RECORDS FOR THIS EXERCISE:
..............................

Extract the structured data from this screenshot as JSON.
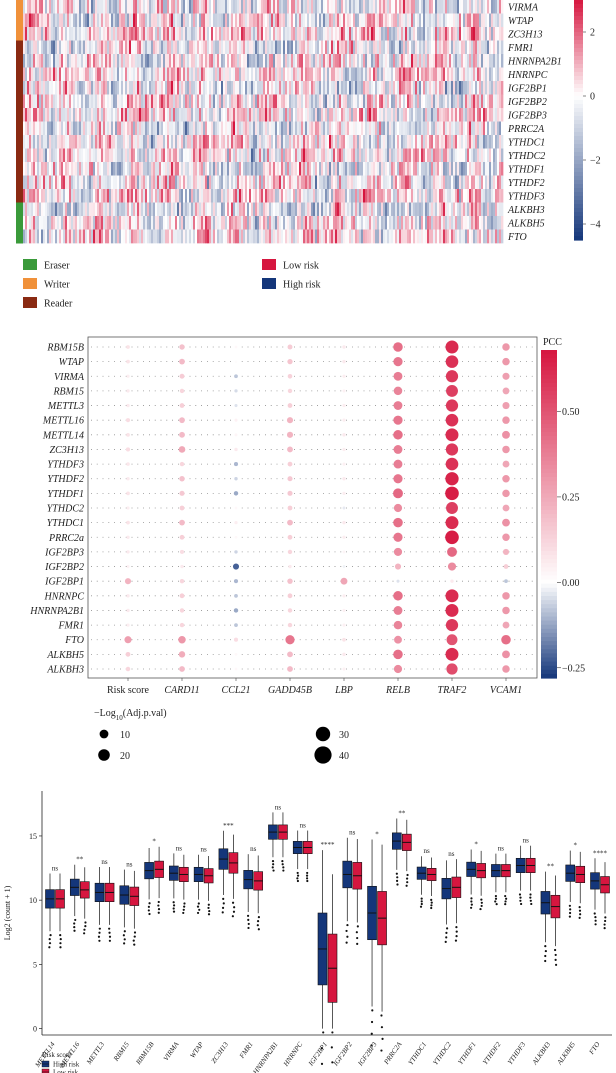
{
  "panel_a": {
    "genes": [
      "VIRMA",
      "WTAP",
      "ZC3H13",
      "FMR1",
      "HNRNPA2B1",
      "HNRNPC",
      "IGF2BP1",
      "IGF2BP2",
      "IGF2BP3",
      "PRRC2A",
      "YTHDC1",
      "YTHDC2",
      "YTHDF1",
      "YTHDF2",
      "YTHDF3",
      "ALKBH3",
      "ALKBH5",
      "FTO"
    ],
    "gene_group": [
      "Writer",
      "Writer",
      "Writer",
      "Reader",
      "Reader",
      "Reader",
      "Reader",
      "Reader",
      "Reader",
      "Reader",
      "Reader",
      "Reader",
      "Reader",
      "Reader",
      "Reader",
      "Eraser",
      "Eraser",
      "Eraser"
    ],
    "colorbar_ticks": [
      "2",
      "0",
      "−2",
      "−4"
    ],
    "colorbar_values": [
      2,
      0,
      -2,
      -4
    ],
    "color_min": -4.5,
    "color_max": 3,
    "legend_groups": [
      {
        "label": "Eraser",
        "color": "#3a9a3a"
      },
      {
        "label": "Writer",
        "color": "#f0913a"
      },
      {
        "label": "Reader",
        "color": "#8a2a12"
      }
    ],
    "legend_risk": [
      {
        "label": "Low risk",
        "color": "#d6163f"
      },
      {
        "label": "High risk",
        "color": "#14367a"
      }
    ]
  },
  "chart_data": [
    {
      "type": "heatmap",
      "title": "PCC",
      "rows": [
        "RBM15B",
        "WTAP",
        "VIRMA",
        "RBM15",
        "METTL3",
        "METTL16",
        "METTL14",
        "ZC3H13",
        "YTHDF3",
        "YTHDF2",
        "YTHDF1",
        "YTHDC2",
        "YTHDC1",
        "PRRC2a",
        "IGF2BP3",
        "IGF2BP2",
        "IGF2BP1",
        "HNRNPC",
        "HNRNPA2B1",
        "FMR1",
        "FTO",
        "ALKBH5",
        "ALKBH3"
      ],
      "columns": [
        "Risk score",
        "CARD11",
        "CCL21",
        "GADD45B",
        "LBP",
        "RELB",
        "TRAF2",
        "VCAM1"
      ],
      "pcc": [
        [
          0.08,
          0.18,
          0.02,
          0.15,
          0.06,
          0.42,
          0.62,
          0.3
        ],
        [
          0.08,
          0.2,
          0.01,
          0.17,
          0.06,
          0.4,
          0.6,
          0.3
        ],
        [
          0.05,
          0.15,
          -0.08,
          0.13,
          0.05,
          0.38,
          0.58,
          0.28
        ],
        [
          0.06,
          0.12,
          -0.05,
          0.12,
          0.04,
          0.36,
          0.56,
          0.26
        ],
        [
          0.06,
          0.14,
          -0.04,
          0.14,
          0.05,
          0.38,
          0.58,
          0.28
        ],
        [
          0.1,
          0.2,
          0.04,
          0.22,
          0.05,
          0.4,
          0.6,
          0.3
        ],
        [
          0.08,
          0.2,
          0.03,
          0.22,
          0.06,
          0.42,
          0.62,
          0.32
        ],
        [
          0.1,
          0.25,
          0.06,
          0.2,
          0.05,
          0.38,
          0.58,
          0.3
        ],
        [
          0.07,
          0.12,
          -0.1,
          0.14,
          0.04,
          0.38,
          0.6,
          0.26
        ],
        [
          0.06,
          0.18,
          -0.06,
          0.16,
          0.06,
          0.4,
          0.64,
          0.3
        ],
        [
          0.08,
          0.16,
          -0.12,
          0.16,
          0.05,
          0.44,
          0.66,
          0.3
        ],
        [
          0.05,
          0.14,
          0.02,
          0.14,
          -0.03,
          0.34,
          0.56,
          0.26
        ],
        [
          0.08,
          0.2,
          0.05,
          0.2,
          0.06,
          0.42,
          0.62,
          0.32
        ],
        [
          0.06,
          0.14,
          0.02,
          0.14,
          0.05,
          0.4,
          0.66,
          0.3
        ],
        [
          0.06,
          0.1,
          -0.06,
          0.12,
          0.03,
          0.34,
          0.44,
          0.22
        ],
        [
          0.04,
          0.06,
          -0.22,
          0.06,
          -0.02,
          0.22,
          0.34,
          0.14
        ],
        [
          0.22,
          0.12,
          -0.1,
          0.18,
          0.26,
          -0.04,
          0.06,
          -0.08
        ],
        [
          0.06,
          0.14,
          -0.08,
          0.14,
          0.05,
          0.42,
          0.62,
          0.3
        ],
        [
          0.06,
          0.12,
          -0.12,
          0.12,
          0.04,
          0.38,
          0.62,
          0.3
        ],
        [
          0.05,
          0.12,
          -0.08,
          0.12,
          0.04,
          0.36,
          0.58,
          0.26
        ],
        [
          0.28,
          0.3,
          0.1,
          0.4,
          0.08,
          0.32,
          0.5,
          0.42
        ],
        [
          0.14,
          0.24,
          0.02,
          0.2,
          0.06,
          0.42,
          0.62,
          0.32
        ],
        [
          0.12,
          0.2,
          0.02,
          0.2,
          0.04,
          0.34,
          0.52,
          0.3
        ]
      ],
      "colorbar_ticks": [
        "0.50",
        "0.25",
        "0.00",
        "−0.25"
      ],
      "colorbar_values": [
        0.5,
        0.25,
        0,
        -0.25
      ],
      "color_min": -0.28,
      "color_max": 0.68,
      "size_legend_title": "−Log10(Adj.p.val)",
      "size_legend": [
        "10",
        "20",
        "30",
        "40"
      ],
      "size_legend_values": [
        10,
        20,
        30,
        40
      ]
    },
    {
      "type": "box",
      "ylabel": "Log2 (count + 1)",
      "ylim": [
        -0.5,
        18.5
      ],
      "yticks": [
        "0",
        "5",
        "10",
        "15"
      ],
      "ytick_values": [
        0,
        5,
        10,
        15
      ],
      "legend_title": "Risk score",
      "categories": [
        "METTL14",
        "METTL16",
        "METTL3",
        "RBM15",
        "RBM15B",
        "VIRMA",
        "WTAP",
        "ZC3H13",
        "FMR1",
        "HNRNPA2B1",
        "HNRNPC",
        "IGF2BP1",
        "IGF2BP2",
        "IGF2BP3",
        "PRRC2A",
        "YTHDC1",
        "YTHDC2",
        "YTHDF1",
        "YTHDF2",
        "YTHDF3",
        "ALKBH3",
        "ALKBH5",
        "FTO"
      ],
      "significance": [
        "ns",
        "**",
        "ns",
        "ns",
        "*",
        "ns",
        "ns",
        "***",
        "ns",
        "ns",
        "ns",
        "****",
        "ns",
        "*",
        "**",
        "ns",
        "ns",
        "*",
        "ns",
        "ns",
        "**",
        "*",
        "****"
      ],
      "series": [
        {
          "name": "High risk",
          "color": "#14367a",
          "medians": [
            10.1,
            11.0,
            10.6,
            10.4,
            12.3,
            12.1,
            12.0,
            13.2,
            11.6,
            15.3,
            14.1,
            6.2,
            12.0,
            9.0,
            14.6,
            12.1,
            10.9,
            12.4,
            12.3,
            12.7,
            9.8,
            12.1,
            11.5
          ]
        },
        {
          "name": "Low risk",
          "color": "#d6163f",
          "medians": [
            10.1,
            10.8,
            10.6,
            10.3,
            12.4,
            12.0,
            11.9,
            12.9,
            11.5,
            15.3,
            14.1,
            4.7,
            11.9,
            8.6,
            14.5,
            12.0,
            11.0,
            12.3,
            12.3,
            12.7,
            9.5,
            12.0,
            11.2
          ]
        }
      ]
    }
  ]
}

..............................

EXERCISE DESCRIPTION:
The data above must be written out again word for word, without its pictures.

TASK RESPONSE:
Extract the structured data from this screenshot as JSON.
{
  "panel_a": {
    "genes": [
      "VIRMA",
      "WTAP",
      "ZC3H13",
      "FMR1",
      "HNRNPA2B1",
      "HNRNPC",
      "IGF2BP1",
      "IGF2BP2",
      "IGF2BP3",
      "PRRC2A",
      "YTHDC1",
      "YTHDC2",
      "YTHDF1",
      "YTHDF2",
      "YTHDF3",
      "ALKBH3",
      "ALKBH5",
      "FTO"
    ],
    "gene_group": [
      "Writer",
      "Writer",
      "Writer",
      "Reader",
      "Reader",
      "Reader",
      "Reader",
      "Reader",
      "Reader",
      "Reader",
      "Reader",
      "Reader",
      "Reader",
      "Reader",
      "Reader",
      "Eraser",
      "Eraser",
      "Eraser"
    ],
    "colorbar_ticks": [
      "2",
      "0",
      "−2",
      "−4"
    ],
    "colorbar_values": [
      2,
      0,
      -2,
      -4
    ],
    "color_min": -4.5,
    "color_max": 3,
    "legend_groups": [
      {
        "label": "Eraser",
        "color": "#3a9a3a"
      },
      {
        "label": "Writer",
        "color": "#f0913a"
      },
      {
        "label": "Reader",
        "color": "#8a2a12"
      }
    ],
    "legend_risk": [
      {
        "label": "Low risk",
        "color": "#d6163f"
      },
      {
        "label": "High risk",
        "color": "#14367a"
      }
    ]
  },
  "chart_data": [
    {
      "type": "heatmap",
      "title": "PCC",
      "rows": [
        "RBM15B",
        "WTAP",
        "VIRMA",
        "RBM15",
        "METTL3",
        "METTL16",
        "METTL14",
        "ZC3H13",
        "YTHDF3",
        "YTHDF2",
        "YTHDF1",
        "YTHDC2",
        "YTHDC1",
        "PRRC2a",
        "IGF2BP3",
        "IGF2BP2",
        "IGF2BP1",
        "HNRNPC",
        "HNRNPA2B1",
        "FMR1",
        "FTO",
        "ALKBH5",
        "ALKBH3"
      ],
      "columns": [
        "Risk score",
        "CARD11",
        "CCL21",
        "GADD45B",
        "LBP",
        "RELB",
        "TRAF2",
        "VCAM1"
      ],
      "pcc": [
        [
          0.08,
          0.18,
          0.02,
          0.15,
          0.06,
          0.42,
          0.62,
          0.3
        ],
        [
          0.08,
          0.2,
          0.01,
          0.17,
          0.06,
          0.4,
          0.6,
          0.3
        ],
        [
          0.05,
          0.15,
          -0.08,
          0.13,
          0.05,
          0.38,
          0.58,
          0.28
        ],
        [
          0.06,
          0.12,
          -0.05,
          0.12,
          0.04,
          0.36,
          0.56,
          0.26
        ],
        [
          0.06,
          0.14,
          -0.04,
          0.14,
          0.05,
          0.38,
          0.58,
          0.28
        ],
        [
          0.1,
          0.2,
          0.04,
          0.22,
          0.05,
          0.4,
          0.6,
          0.3
        ],
        [
          0.08,
          0.2,
          0.03,
          0.22,
          0.06,
          0.42,
          0.62,
          0.32
        ],
        [
          0.1,
          0.25,
          0.06,
          0.2,
          0.05,
          0.38,
          0.58,
          0.3
        ],
        [
          0.07,
          0.12,
          -0.1,
          0.14,
          0.04,
          0.38,
          0.6,
          0.26
        ],
        [
          0.06,
          0.18,
          -0.06,
          0.16,
          0.06,
          0.4,
          0.64,
          0.3
        ],
        [
          0.08,
          0.16,
          -0.12,
          0.16,
          0.05,
          0.44,
          0.66,
          0.3
        ],
        [
          0.05,
          0.14,
          0.02,
          0.14,
          -0.03,
          0.34,
          0.56,
          0.26
        ],
        [
          0.08,
          0.2,
          0.05,
          0.2,
          0.06,
          0.42,
          0.62,
          0.32
        ],
        [
          0.06,
          0.14,
          0.02,
          0.14,
          0.05,
          0.4,
          0.66,
          0.3
        ],
        [
          0.06,
          0.1,
          -0.06,
          0.12,
          0.03,
          0.34,
          0.44,
          0.22
        ],
        [
          0.04,
          0.06,
          -0.22,
          0.06,
          -0.02,
          0.22,
          0.34,
          0.14
        ],
        [
          0.22,
          0.12,
          -0.1,
          0.18,
          0.26,
          -0.04,
          0.06,
          -0.08
        ],
        [
          0.06,
          0.14,
          -0.08,
          0.14,
          0.05,
          0.42,
          0.62,
          0.3
        ],
        [
          0.06,
          0.12,
          -0.12,
          0.12,
          0.04,
          0.38,
          0.62,
          0.3
        ],
        [
          0.05,
          0.12,
          -0.08,
          0.12,
          0.04,
          0.36,
          0.58,
          0.26
        ],
        [
          0.28,
          0.3,
          0.1,
          0.4,
          0.08,
          0.32,
          0.5,
          0.42
        ],
        [
          0.14,
          0.24,
          0.02,
          0.2,
          0.06,
          0.42,
          0.62,
          0.32
        ],
        [
          0.12,
          0.2,
          0.02,
          0.2,
          0.04,
          0.34,
          0.52,
          0.3
        ]
      ],
      "colorbar_ticks": [
        "0.50",
        "0.25",
        "0.00",
        "−0.25"
      ],
      "colorbar_values": [
        0.5,
        0.25,
        0,
        -0.25
      ],
      "color_min": -0.28,
      "color_max": 0.68,
      "size_legend_title": "−Log10(Adj.p.val)",
      "size_legend": [
        "10",
        "20",
        "30",
        "40"
      ],
      "size_legend_values": [
        10,
        20,
        30,
        40
      ]
    },
    {
      "type": "box",
      "ylabel": "Log2 (count + 1)",
      "ylim": [
        -0.5,
        18.5
      ],
      "yticks": [
        "0",
        "5",
        "10",
        "15"
      ],
      "ytick_values": [
        0,
        5,
        10,
        15
      ],
      "legend_title": "Risk score",
      "categories": [
        "METTL14",
        "METTL16",
        "METTL3",
        "RBM15",
        "RBM15B",
        "VIRMA",
        "WTAP",
        "ZC3H13",
        "FMR1",
        "HNRNPA2B1",
        "HNRNPC",
        "IGF2BP1",
        "IGF2BP2",
        "IGF2BP3",
        "PRRC2A",
        "YTHDC1",
        "YTHDC2",
        "YTHDF1",
        "YTHDF2",
        "YTHDF3",
        "ALKBH3",
        "ALKBH5",
        "FTO"
      ],
      "significance": [
        "ns",
        "**",
        "ns",
        "ns",
        "*",
        "ns",
        "ns",
        "***",
        "ns",
        "ns",
        "ns",
        "****",
        "ns",
        "*",
        "**",
        "ns",
        "ns",
        "*",
        "ns",
        "ns",
        "**",
        "*",
        "****"
      ],
      "series": [
        {
          "name": "High risk",
          "color": "#14367a",
          "medians": [
            10.1,
            11.0,
            10.6,
            10.4,
            12.3,
            12.1,
            12.0,
            13.2,
            11.6,
            15.3,
            14.1,
            6.2,
            12.0,
            9.0,
            14.6,
            12.1,
            10.9,
            12.4,
            12.3,
            12.7,
            9.8,
            12.1,
            11.5
          ]
        },
        {
          "name": "Low risk",
          "color": "#d6163f",
          "medians": [
            10.1,
            10.8,
            10.6,
            10.3,
            12.4,
            12.0,
            11.9,
            12.9,
            11.5,
            15.3,
            14.1,
            4.7,
            11.9,
            8.6,
            14.5,
            12.0,
            11.0,
            12.3,
            12.3,
            12.7,
            9.5,
            12.0,
            11.2
          ]
        }
      ]
    }
  ]
}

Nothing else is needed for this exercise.